◆ REQUIRED TASK
Write out the records word for word, with no pictures.

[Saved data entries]

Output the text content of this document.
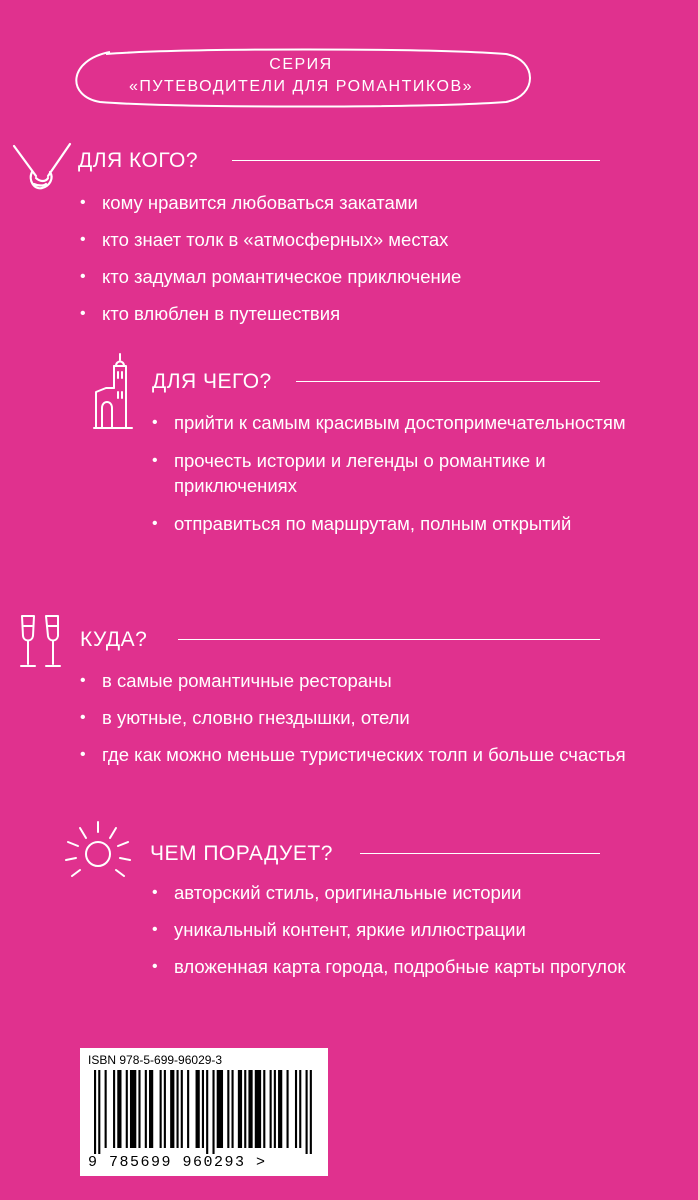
СЕРИЯ
«ПУТЕВОДИТЕЛИ ДЛЯ РОМАНТИКОВ»
ДЛЯ КОГО?
• кому нравится любоваться закатами
• кто знает толк в «атмосферных» местах
• кто задумал романтическое приключение
• кто влюблен в путешествия
ДЛЯ ЧЕГО?
• прийти к самым красивым достопримечательностям
• прочесть истории и легенды о романтике и приключениях
• отправиться по маршрутам, полным открытий
КУДА?
• в самые романтичные рестораны
• в уютные, словно гнездышки, отели
• где как можно меньше туристических толп и больше счастья
ЧЕМ ПОРАДУЕТ?
• авторский стиль, оригинальные истории
• уникальный контент, яркие иллюстрации
• вложенная карта города, подробные карты прогулок
ISBN 978-5-699-96029-3
9 785699 960293 >
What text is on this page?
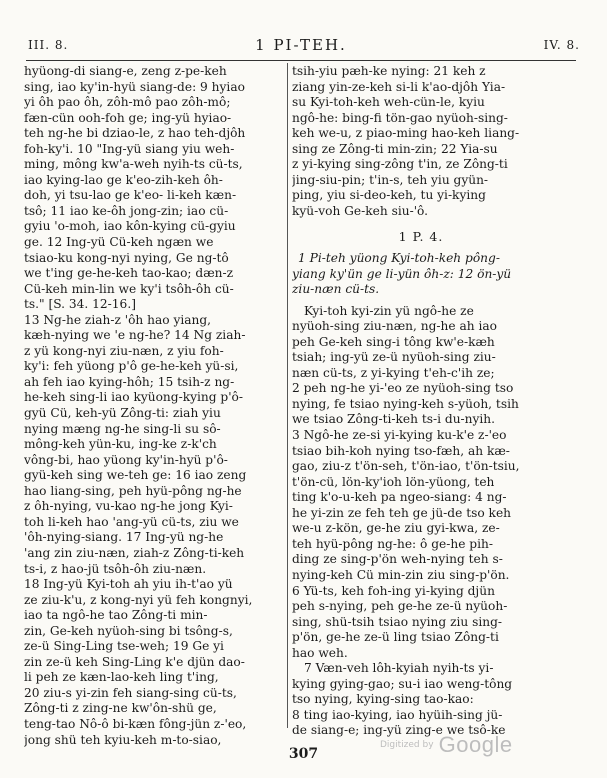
III. 8.	1 PI-TEH.	IV. 8.
hyüong-di siang-e, zeng z-pe-keh
sing, iao ky'in-hyü siang-de: 9 hyiao
yi ôh pao ôh, zôh-mô pao zôh-mô;
fæn-cün ooh-foh ge; ing-yü hyiao-
teh ng-he bi dziao-le, z hao teh-djôh
foh-ky'i. 10 "Ing-yü siang yiu weh-
ming, mông kw'a-weh nyih-ts cü-ts,
iao kying-lao ge k'eo-zih-keh ôh-
doh, yi tsu-lao ge k'eo- li-keh kæn-
tsô; 11 iao ke-ôh jong-zin; iao cü-
gyiu 'o-moh, iao kôn-kying cü-gyiu
ge. 12 Ing-yü Cü-keh ngæn we
tsiao-ku kong-nyi nying, Ge ng-tô
we t'ing ge-he-keh tao-kao; dæn-z
Cü-keh min-lin we ky'i tsôh-ôh cü-
ts." [S. 34. 12-16.]
13 Ng-he ziah-z 'ôh hao yiang,
kæh-nying we 'e ng-he? 14 Ng ziah-
z yü kong-nyi ziu-næn, z yiu foh-
ky'i: feh yüong p'ô ge-he-keh yü-si,
ah feh iao kying-hôh; 15 tsih-z ng-
he-keh sing-li iao kyüong-kying p'ô-
gyü Cü, keh-yü Zông-ti: ziah yiu
nying mæng ng-he sing-li su sô-
mông-keh yün-ku, ing-ke z-k'ch
vông-bi, hao yüong ky'in-hyü p'ô-
gyü-keh sing we-teh ge: 16 iao zeng
hao liang-sing, peh hyü-pông ng-he
z ôh-nying, vu-kao ng-he jong Kyi-
toh li-keh hao 'ang-yü cü-ts, ziu we
'ôh-nying-siang. 17 Ing-yü ng-he
'ang zin ziu-næn, ziah-z Zông-ti-keh
ts-i, z hao-jü tsôh-ôh ziu-næn.
18 Ing-yü Kyi-toh ah yiu ih-t'ao yü
ze ziu-k'u, z kong-nyi yü feh kongnyi,
iao ta ngô-he tao Zông-ti min-
zin, Ge-keh nyüoh-sing bi tsông-s,
ze-ü Sing-Ling tse-weh; 19 Ge yi
zin ze-ü keh Sing-Ling k'e djün dao-
li peh ze kæn-lao-keh ling t'ing,
20 ziu-s yi-zin feh siang-sing cü-ts,
Zông-ti z zing-ne kw'ôn-shü ge,
teng-tao Nô-ô bi-kæn fông-jün z-'eo,
jong shü teh kyiu-keh m-to-siao,
tsih-yiu pæh-ke nying: 21 keh z
ziang yin-ze-keh si-li k'ao-djôh Yia-
su Kyi-toh-keh weh-cün-le, kyiu
ngô-he: bing-fi tön-gao nyüoh-sing-
keh we-u, z piao-ming hao-keh liang-
sing ze Zông-ti min-zin; 22 Yia-su
z yi-kying sing-zông t'in, ze Zông-ti
jing-siu-pin; t'in-s, teh yiu gyün-
ping, yiu si-deo-keh, tu yi-kying
kyü-voh Ge-keh siu-'ô.
1 P. 4.
1 Pi-teh yüong Kyi-toh-keh pông-
yiang ky'ün ge li-yün ôh-z: 12 ön-yü
ziu-næn cü-ts.
Kyi-toh kyi-zin yü ngô-he ze
nyüoh-sing ziu-næn, ng-he ah iao
peh Ge-keh sing-i tông kw'e-kæh
tsiah; ing-yü ze-ü nyüoh-sing ziu-
næn cü-ts, z yi-kying t'eh-c'ih ze;
2 peh ng-he yi-'eo ze nyüoh-sing tso
nying, fe tsiao nying-keh s-yüoh, tsih
we tsiao Zông-ti-keh ts-i du-nyih.
3 Ngô-he ze-si yi-kying ku-k'e z-'eo
tsiao bih-koh nying tso-fæh, ah kæ-
gao, ziu-z t'ön-seh, t'ön-iao, t'ön-tsiu,
t'ön-cü, lön-ky'ioh lön-yüong, teh
ting k'o-u-keh pa ngeo-siang: 4 ng-
he yi-zin ze feh teh ge jü-de tso keh
we-u z-kön, ge-he ziu gyi-kwa, ze-
teh hyü-pông ng-he: ô ge-he pih-
ding ze sing-p'ön weh-nying teh s-
nying-keh Cü min-zin ziu sing-p'ön.
6 Yü-ts, keh foh-ing yi-kying djün
peh s-nying, peh ge-he ze-ü nyüoh-
sing, shü-tsih tsiao nying ziu sing-
p'ön, ge-he ze-ü ling tsiao Zông-ti
hao weh.
7 Væn-veh lôh-kyiah nyih-ts yi-
kying gying-gao; su-i iao weng-tông
tso nying, kying-sing tao-kao:
8 ting iao-kying, iao hyüih-sing jü-
de siang-e; ing-yü zing-e we tsô-ke
307
Digitized by Google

◆ OUTPUT FOR THIS TASK
Output the text content of this document.
СЕРИЯ
«ПУТЕВОДИТЕЛИ ДЛЯ РОМАНТИКОВ»
ДЛЯ КОГО?
• кому нравится любоваться закатами
• кто знает толк в «атмосферных» местах
• кто задумал романтическое приключение
• кто влюблен в путешествия
ДЛЯ ЧЕГО?
• прийти к самым красивым достопримечательностям
• прочесть истории и легенды о романтике и приключениях
• отправиться по маршрутам, полным открытий
КУДА?
• в самые романтичные рестораны
• в уютные, словно гнездышки, отели
• где как можно меньше туристических толп и больше счастья
ЧЕМ ПОРАДУЕТ?
• авторский стиль, оригинальные истории
• уникальный контент, яркие иллюстрации
• вложенная карта города, подробные карты прогулок
ISBN 978-5-699-96029-3
9 785699 960293 >
What text is on this page?
III. 8.	1 PI-TEH.	IV. 8.
hyüong-di siang-e, zeng z-pe-keh
sing, iao ky'in-hyü siang-de: 9 hyiao
yi ôh pao ôh, zôh-mô pao zôh-mô;
fæn-cün ooh-foh ge; ing-yü hyiao-
teh ng-he bi dziao-le, z hao teh-djôh
foh-ky'i. 10 "Ing-yü siang yiu weh-
ming, mông kw'a-weh nyih-ts cü-ts,
iao kying-lao ge k'eo-zih-keh ôh-
doh, yi tsu-lao ge k'eo- li-keh kæn-
tsô; 11 iao ke-ôh jong-zin; iao cü-
gyiu 'o-moh, iao kôn-kying cü-gyiu
ge. 12 Ing-yü Cü-keh ngæn we
tsiao-ku kong-nyi nying, Ge ng-tô
we t'ing ge-he-keh tao-kao; dæn-z
Cü-keh min-lin we ky'i tsôh-ôh cü-
ts." [S. 34. 12-16.]
13 Ng-he ziah-z 'ôh hao yiang,
kæh-nying we 'e ng-he? 14 Ng ziah-
z yü kong-nyi ziu-næn, z yiu foh-
ky'i: feh yüong p'ô ge-he-keh yü-si,
ah feh iao kying-hôh; 15 tsih-z ng-
he-keh sing-li iao kyüong-kying p'ô-
gyü Cü, keh-yü Zông-ti: ziah yiu
nying mæng ng-he sing-li su sô-
mông-keh yün-ku, ing-ke z-k'ch
vông-bi, hao yüong ky'in-hyü p'ô-
gyü-keh sing we-teh ge: 16 iao zeng
hao liang-sing, peh hyü-pông ng-he
z ôh-nying, vu-kao ng-he jong Kyi-
toh li-keh hao 'ang-yü cü-ts, ziu we
'ôh-nying-siang. 17 Ing-yü ng-he
'ang zin ziu-næn, ziah-z Zông-ti-keh
ts-i, z hao-jü tsôh-ôh ziu-næn.
18 Ing-yü Kyi-toh ah yiu ih-t'ao yü
ze ziu-k'u, z kong-nyi yü feh kongnyi,
iao ta ngô-he tao Zông-ti min-
zin, Ge-keh nyüoh-sing bi tsông-s,
ze-ü Sing-Ling tse-weh; 19 Ge yi
zin ze-ü keh Sing-Ling k'e djün dao-
li peh ze kæn-lao-keh ling t'ing,
20 ziu-s yi-zin feh siang-sing cü-ts,
Zông-ti z zing-ne kw'ôn-shü ge,
teng-tao Nô-ô bi-kæn fông-jün z-'eo,
jong shü teh kyiu-keh m-to-siao,
tsih-yiu pæh-ke nying: 21 keh z
ziang yin-ze-keh si-li k'ao-djôh Yia-
su Kyi-toh-keh weh-cün-le, kyiu
ngô-he: bing-fi tön-gao nyüoh-sing-
keh we-u, z piao-ming hao-keh liang-
sing ze Zông-ti min-zin; 22 Yia-su
z yi-kying sing-zông t'in, ze Zông-ti
jing-siu-pin; t'in-s, teh yiu gyün-
ping, yiu si-deo-keh, tu yi-kying
kyü-voh Ge-keh siu-'ô.
1 P. 4.
1 Pi-teh yüong Kyi-toh-keh pông-
yiang ky'ün ge li-yün ôh-z: 12 ön-yü
ziu-næn cü-ts.
Kyi-toh kyi-zin yü ngô-he ze
nyüoh-sing ziu-næn, ng-he ah iao
peh Ge-keh sing-i tông kw'e-kæh
tsiah; ing-yü ze-ü nyüoh-sing ziu-
næn cü-ts, z yi-kying t'eh-c'ih ze;
2 peh ng-he yi-'eo ze nyüoh-sing tso
nying, fe tsiao nying-keh s-yüoh, tsih
we tsiao Zông-ti-keh ts-i du-nyih.
3 Ngô-he ze-si yi-kying ku-k'e z-'eo
tsiao bih-koh nying tso-fæh, ah kæ-
gao, ziu-z t'ön-seh, t'ön-iao, t'ön-tsiu,
t'ön-cü, lön-ky'ioh lön-yüong, teh
ting k'o-u-keh pa ngeo-siang: 4 ng-
he yi-zin ze feh teh ge jü-de tso keh
we-u z-kön, ge-he ziu gyi-kwa, ze-
teh hyü-pông ng-he: ô ge-he pih-
ding ze sing-p'ön weh-nying teh s-
nying-keh Cü min-zin ziu sing-p'ön.
6 Yü-ts, keh foh-ing yi-kying djün
peh s-nying, peh ge-he ze-ü nyüoh-
sing, shü-tsih tsiao nying ziu sing-
p'ön, ge-he ze-ü ling tsiao Zông-ti
hao weh.
7 Væn-veh lôh-kyiah nyih-ts yi-
kying gying-gao; su-i iao weng-tông
tso nying, kying-sing tao-kao:
8 ting iao-kying, iao hyüih-sing jü-
de siang-e; ing-yü zing-e we tsô-ke
307
Digitized by Google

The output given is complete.